◆ Objective:
Write out the full set of records below exactly.

◆ Records shown:
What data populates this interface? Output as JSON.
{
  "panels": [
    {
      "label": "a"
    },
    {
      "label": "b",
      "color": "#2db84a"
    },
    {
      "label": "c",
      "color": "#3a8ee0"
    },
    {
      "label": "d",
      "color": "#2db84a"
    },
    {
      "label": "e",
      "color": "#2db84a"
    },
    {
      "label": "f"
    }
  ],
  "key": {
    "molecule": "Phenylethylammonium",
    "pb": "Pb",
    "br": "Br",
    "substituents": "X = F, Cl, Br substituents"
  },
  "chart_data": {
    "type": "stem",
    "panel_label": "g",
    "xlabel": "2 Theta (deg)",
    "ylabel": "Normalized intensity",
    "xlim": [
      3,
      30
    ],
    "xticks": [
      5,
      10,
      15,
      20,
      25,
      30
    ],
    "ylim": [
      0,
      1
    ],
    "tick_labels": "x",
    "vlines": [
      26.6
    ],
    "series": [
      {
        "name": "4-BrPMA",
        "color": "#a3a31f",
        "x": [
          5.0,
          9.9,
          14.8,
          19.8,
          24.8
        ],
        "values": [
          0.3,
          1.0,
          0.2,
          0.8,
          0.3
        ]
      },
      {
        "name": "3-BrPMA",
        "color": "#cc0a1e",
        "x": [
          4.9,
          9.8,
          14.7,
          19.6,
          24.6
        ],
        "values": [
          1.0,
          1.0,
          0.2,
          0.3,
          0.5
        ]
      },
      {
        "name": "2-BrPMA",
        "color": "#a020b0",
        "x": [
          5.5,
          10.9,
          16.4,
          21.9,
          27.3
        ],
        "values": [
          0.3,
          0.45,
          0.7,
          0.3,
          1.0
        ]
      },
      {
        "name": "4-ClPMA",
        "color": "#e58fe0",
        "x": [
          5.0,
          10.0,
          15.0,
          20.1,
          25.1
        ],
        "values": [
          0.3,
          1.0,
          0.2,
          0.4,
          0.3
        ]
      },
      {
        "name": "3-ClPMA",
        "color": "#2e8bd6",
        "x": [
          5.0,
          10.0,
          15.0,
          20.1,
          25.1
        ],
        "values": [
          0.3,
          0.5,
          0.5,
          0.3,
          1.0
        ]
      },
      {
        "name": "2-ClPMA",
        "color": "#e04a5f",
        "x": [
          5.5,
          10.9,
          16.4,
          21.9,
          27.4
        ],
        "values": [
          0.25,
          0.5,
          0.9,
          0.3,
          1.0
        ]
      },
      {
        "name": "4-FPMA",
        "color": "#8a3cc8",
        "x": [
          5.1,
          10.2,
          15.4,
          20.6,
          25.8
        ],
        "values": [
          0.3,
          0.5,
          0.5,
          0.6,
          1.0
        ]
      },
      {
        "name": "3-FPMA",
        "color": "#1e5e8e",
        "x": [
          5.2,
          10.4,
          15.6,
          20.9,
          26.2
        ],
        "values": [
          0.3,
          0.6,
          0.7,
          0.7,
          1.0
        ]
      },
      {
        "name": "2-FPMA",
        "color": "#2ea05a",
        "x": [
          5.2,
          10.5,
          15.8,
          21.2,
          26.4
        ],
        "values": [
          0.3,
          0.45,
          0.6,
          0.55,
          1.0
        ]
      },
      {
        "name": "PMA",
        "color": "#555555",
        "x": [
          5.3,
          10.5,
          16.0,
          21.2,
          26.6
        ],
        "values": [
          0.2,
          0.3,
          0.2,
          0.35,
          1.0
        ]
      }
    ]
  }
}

◆ Output below:
What data populates this interface? Output as JSON.
{
  "panels": [
    {
      "label": "a"
    },
    {
      "label": "b",
      "color": "#2db84a"
    },
    {
      "label": "c",
      "color": "#3a8ee0"
    },
    {
      "label": "d",
      "color": "#2db84a"
    },
    {
      "label": "e",
      "color": "#2db84a"
    },
    {
      "label": "f"
    }
  ],
  "key": {
    "molecule": "Phenylethylammonium",
    "pb": "Pb",
    "br": "Br",
    "substituents": "X = F, Cl, Br substituents"
  },
  "chart_data": {
    "type": "stem",
    "panel_label": "g",
    "xlabel": "2 Theta (deg)",
    "ylabel": "Normalized intensity",
    "xlim": [
      3,
      30
    ],
    "xticks": [
      5,
      10,
      15,
      20,
      25,
      30
    ],
    "ylim": [
      0,
      1
    ],
    "tick_labels": "x",
    "vlines": [
      26.6
    ],
    "series": [
      {
        "name": "4-BrPMA",
        "color": "#a3a31f",
        "x": [
          5.0,
          9.9,
          14.8,
          19.8,
          24.8
        ],
        "values": [
          0.3,
          1.0,
          0.2,
          0.8,
          0.3
        ]
      },
      {
        "name": "3-BrPMA",
        "color": "#cc0a1e",
        "x": [
          4.9,
          9.8,
          14.7,
          19.6,
          24.6
        ],
        "values": [
          1.0,
          1.0,
          0.2,
          0.3,
          0.5
        ]
      },
      {
        "name": "2-BrPMA",
        "color": "#a020b0",
        "x": [
          5.5,
          10.9,
          16.4,
          21.9,
          27.3
        ],
        "values": [
          0.3,
          0.45,
          0.7,
          0.3,
          1.0
        ]
      },
      {
        "name": "4-ClPMA",
        "color": "#e58fe0",
        "x": [
          5.0,
          10.0,
          15.0,
          20.1,
          25.1
        ],
        "values": [
          0.3,
          1.0,
          0.2,
          0.4,
          0.3
        ]
      },
      {
        "name": "3-ClPMA",
        "color": "#2e8bd6",
        "x": [
          5.0,
          10.0,
          15.0,
          20.1,
          25.1
        ],
        "values": [
          0.3,
          0.5,
          0.5,
          0.3,
          1.0
        ]
      },
      {
        "name": "2-ClPMA",
        "color": "#e04a5f",
        "x": [
          5.5,
          10.9,
          16.4,
          21.9,
          27.4
        ],
        "values": [
          0.25,
          0.5,
          0.9,
          0.3,
          1.0
        ]
      },
      {
        "name": "4-FPMA",
        "color": "#8a3cc8",
        "x": [
          5.1,
          10.2,
          15.4,
          20.6,
          25.8
        ],
        "values": [
          0.3,
          0.5,
          0.5,
          0.6,
          1.0
        ]
      },
      {
        "name": "3-FPMA",
        "color": "#1e5e8e",
        "x": [
          5.2,
          10.4,
          15.6,
          20.9,
          26.2
        ],
        "values": [
          0.3,
          0.6,
          0.7,
          0.7,
          1.0
        ]
      },
      {
        "name": "2-FPMA",
        "color": "#2ea05a",
        "x": [
          5.2,
          10.5,
          15.8,
          21.2,
          26.4
        ],
        "values": [
          0.3,
          0.45,
          0.6,
          0.55,
          1.0
        ]
      },
      {
        "name": "PMA",
        "color": "#555555",
        "x": [
          5.3,
          10.5,
          16.0,
          21.2,
          26.6
        ],
        "values": [
          0.2,
          0.3,
          0.2,
          0.35,
          1.0
        ]
      }
    ]
  }
}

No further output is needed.